**Texte fourni**.

━━━━━━

Les soixante années qui encadrent la réunion définitive de la Bretagne à la France sont loin d’être l’«ère de tranquillité, de calme et de quasi immobilité» décrite par Barthélemy Pocquet. Durant les guerres épisodiques qui opposent alors la France à l’Angleterre et à l’Empire, certains situent même le duché « très loin des enjeux stratégiques ». Les historiens, focalisés sur les événements qui se déroulent en Picardie et en Italie, ont négligé la guerre qui se jouait aussi du côté du Ponant, en particulier durant l’affaire écossaise. La Bretagne joue pourtant un rôle essentiel au dispositif militaire, naval, économique et diplomatique mis en œuvre par la France. Elle subit, au long de la période, de nombreuses attaques préventives ou en représailles, navales et terrestres. Les opérations entraînent sur ses côtes des réquisitions d’hommes et de navires, en ses havres d’imposantes concentrations navales ; sur ses rivages et par ses chemins l’afflux massif de troupes d’embarquement ; et sur mer les arraisonnements de navires et les exactions de corsaires. L’analyse du rôle joué par la Bretagne dans la mise en œuvre de la politique étrangère française durant ce long demi-siècle questionne aussi d’autre façon la mutation qui s’accomplit parallèlement de ce duché souverain en province du royaume.

━━━━━━

**Jeu de données**.
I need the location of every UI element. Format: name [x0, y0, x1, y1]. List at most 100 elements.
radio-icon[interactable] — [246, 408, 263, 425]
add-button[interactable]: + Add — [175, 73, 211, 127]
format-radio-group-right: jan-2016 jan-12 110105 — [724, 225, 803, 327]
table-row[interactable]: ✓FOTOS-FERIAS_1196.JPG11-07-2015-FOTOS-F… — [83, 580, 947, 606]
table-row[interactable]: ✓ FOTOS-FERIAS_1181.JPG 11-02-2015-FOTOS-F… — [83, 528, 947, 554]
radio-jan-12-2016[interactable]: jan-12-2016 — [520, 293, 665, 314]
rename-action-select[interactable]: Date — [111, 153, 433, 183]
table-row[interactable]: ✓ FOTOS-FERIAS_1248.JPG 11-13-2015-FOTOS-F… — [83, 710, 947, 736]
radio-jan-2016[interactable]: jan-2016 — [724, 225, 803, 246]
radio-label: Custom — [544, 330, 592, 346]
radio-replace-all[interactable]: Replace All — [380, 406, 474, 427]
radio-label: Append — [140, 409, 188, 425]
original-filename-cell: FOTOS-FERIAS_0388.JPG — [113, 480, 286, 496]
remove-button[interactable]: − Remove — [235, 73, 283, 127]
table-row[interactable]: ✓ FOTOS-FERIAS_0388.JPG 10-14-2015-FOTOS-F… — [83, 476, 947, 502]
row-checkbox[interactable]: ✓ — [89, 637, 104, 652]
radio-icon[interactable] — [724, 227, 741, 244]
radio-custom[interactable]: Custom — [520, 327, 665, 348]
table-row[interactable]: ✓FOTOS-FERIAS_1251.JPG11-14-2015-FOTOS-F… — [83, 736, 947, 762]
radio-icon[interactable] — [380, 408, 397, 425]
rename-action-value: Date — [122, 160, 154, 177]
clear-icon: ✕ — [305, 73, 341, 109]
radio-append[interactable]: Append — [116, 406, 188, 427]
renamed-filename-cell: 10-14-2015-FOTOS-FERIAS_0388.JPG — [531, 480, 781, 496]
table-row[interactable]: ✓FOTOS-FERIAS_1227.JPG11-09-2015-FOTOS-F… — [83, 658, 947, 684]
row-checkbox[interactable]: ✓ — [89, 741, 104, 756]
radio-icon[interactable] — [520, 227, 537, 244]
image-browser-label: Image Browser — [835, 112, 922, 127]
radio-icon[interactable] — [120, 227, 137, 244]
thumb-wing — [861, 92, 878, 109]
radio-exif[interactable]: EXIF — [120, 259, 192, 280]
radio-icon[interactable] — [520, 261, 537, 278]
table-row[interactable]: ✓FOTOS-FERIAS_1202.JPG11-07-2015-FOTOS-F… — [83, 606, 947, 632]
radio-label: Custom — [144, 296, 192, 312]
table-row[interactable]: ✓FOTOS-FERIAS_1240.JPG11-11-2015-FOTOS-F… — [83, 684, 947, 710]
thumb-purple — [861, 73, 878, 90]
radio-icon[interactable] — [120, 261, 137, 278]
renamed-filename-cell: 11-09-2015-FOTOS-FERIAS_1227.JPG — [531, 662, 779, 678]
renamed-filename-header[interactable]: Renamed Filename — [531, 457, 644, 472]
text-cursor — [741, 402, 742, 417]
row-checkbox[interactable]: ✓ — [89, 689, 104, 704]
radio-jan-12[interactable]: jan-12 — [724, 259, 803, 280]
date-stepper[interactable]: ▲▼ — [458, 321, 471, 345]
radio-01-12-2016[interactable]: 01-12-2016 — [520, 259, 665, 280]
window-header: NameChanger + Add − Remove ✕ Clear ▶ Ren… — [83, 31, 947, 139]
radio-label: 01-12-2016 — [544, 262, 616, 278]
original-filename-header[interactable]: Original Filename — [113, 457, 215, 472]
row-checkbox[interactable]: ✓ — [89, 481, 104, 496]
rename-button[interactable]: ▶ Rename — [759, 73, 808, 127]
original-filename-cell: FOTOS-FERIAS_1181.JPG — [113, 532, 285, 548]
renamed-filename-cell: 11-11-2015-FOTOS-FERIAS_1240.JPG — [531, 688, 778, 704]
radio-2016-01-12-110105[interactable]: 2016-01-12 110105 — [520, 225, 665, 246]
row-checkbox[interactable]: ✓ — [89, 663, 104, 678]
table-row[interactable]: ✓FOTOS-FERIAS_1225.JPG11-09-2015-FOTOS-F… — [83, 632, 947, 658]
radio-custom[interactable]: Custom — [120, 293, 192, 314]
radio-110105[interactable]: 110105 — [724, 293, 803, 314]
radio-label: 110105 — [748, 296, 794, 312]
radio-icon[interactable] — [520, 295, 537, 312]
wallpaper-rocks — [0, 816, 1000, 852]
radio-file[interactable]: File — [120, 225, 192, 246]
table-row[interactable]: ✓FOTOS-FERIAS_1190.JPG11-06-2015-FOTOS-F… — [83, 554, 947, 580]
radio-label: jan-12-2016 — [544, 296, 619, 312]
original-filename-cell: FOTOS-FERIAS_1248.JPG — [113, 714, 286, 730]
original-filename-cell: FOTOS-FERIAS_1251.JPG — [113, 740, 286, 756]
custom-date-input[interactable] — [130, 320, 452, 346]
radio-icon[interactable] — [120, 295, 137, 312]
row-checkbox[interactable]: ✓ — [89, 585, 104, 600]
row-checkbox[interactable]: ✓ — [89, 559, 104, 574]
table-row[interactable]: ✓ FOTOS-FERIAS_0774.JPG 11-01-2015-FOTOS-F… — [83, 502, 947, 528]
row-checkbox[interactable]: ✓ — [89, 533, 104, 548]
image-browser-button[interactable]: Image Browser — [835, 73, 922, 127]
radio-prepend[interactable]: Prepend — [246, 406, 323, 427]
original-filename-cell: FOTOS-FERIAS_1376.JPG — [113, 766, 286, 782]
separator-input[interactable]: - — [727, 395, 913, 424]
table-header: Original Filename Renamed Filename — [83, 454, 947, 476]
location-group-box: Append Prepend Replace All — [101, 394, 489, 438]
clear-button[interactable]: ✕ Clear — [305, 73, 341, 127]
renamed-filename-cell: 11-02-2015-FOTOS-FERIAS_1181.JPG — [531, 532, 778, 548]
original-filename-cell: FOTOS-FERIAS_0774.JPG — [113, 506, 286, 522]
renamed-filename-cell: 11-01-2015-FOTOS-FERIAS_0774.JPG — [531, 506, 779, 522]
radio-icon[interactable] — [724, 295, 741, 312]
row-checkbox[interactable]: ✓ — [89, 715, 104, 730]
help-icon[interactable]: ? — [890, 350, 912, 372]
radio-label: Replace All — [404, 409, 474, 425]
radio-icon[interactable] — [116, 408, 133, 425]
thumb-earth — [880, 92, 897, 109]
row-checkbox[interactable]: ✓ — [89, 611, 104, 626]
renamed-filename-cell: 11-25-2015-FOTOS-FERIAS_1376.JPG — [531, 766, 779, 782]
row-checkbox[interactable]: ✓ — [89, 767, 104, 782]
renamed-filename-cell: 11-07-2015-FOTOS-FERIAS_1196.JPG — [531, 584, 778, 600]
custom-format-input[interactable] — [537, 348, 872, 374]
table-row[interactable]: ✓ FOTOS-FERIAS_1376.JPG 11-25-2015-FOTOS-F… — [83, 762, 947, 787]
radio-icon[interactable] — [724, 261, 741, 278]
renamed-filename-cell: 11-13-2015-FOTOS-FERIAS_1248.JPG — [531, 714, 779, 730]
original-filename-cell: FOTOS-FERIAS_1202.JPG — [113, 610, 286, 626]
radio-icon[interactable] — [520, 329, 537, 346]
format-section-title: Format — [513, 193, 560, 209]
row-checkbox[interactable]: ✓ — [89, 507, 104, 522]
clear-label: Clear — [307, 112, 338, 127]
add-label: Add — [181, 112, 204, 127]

━━━━━━

D'après le texte sur la Bretagne, pourquoi les historiens ont-ils négligé la guerre qui se jouait du côté du Ponant ? Répondez en une à trois phrases. Les entrées n'ont aucun rapport avec le texte.

**Résultat ci-dessous**.
Les historiens se sont focalisés sur les événements qui se déroulaient en Picardie et en Italie. C'est pourquoi ils ont négligé la guerre menée du côté du Ponant, en particulier durant l'affaire écossaise.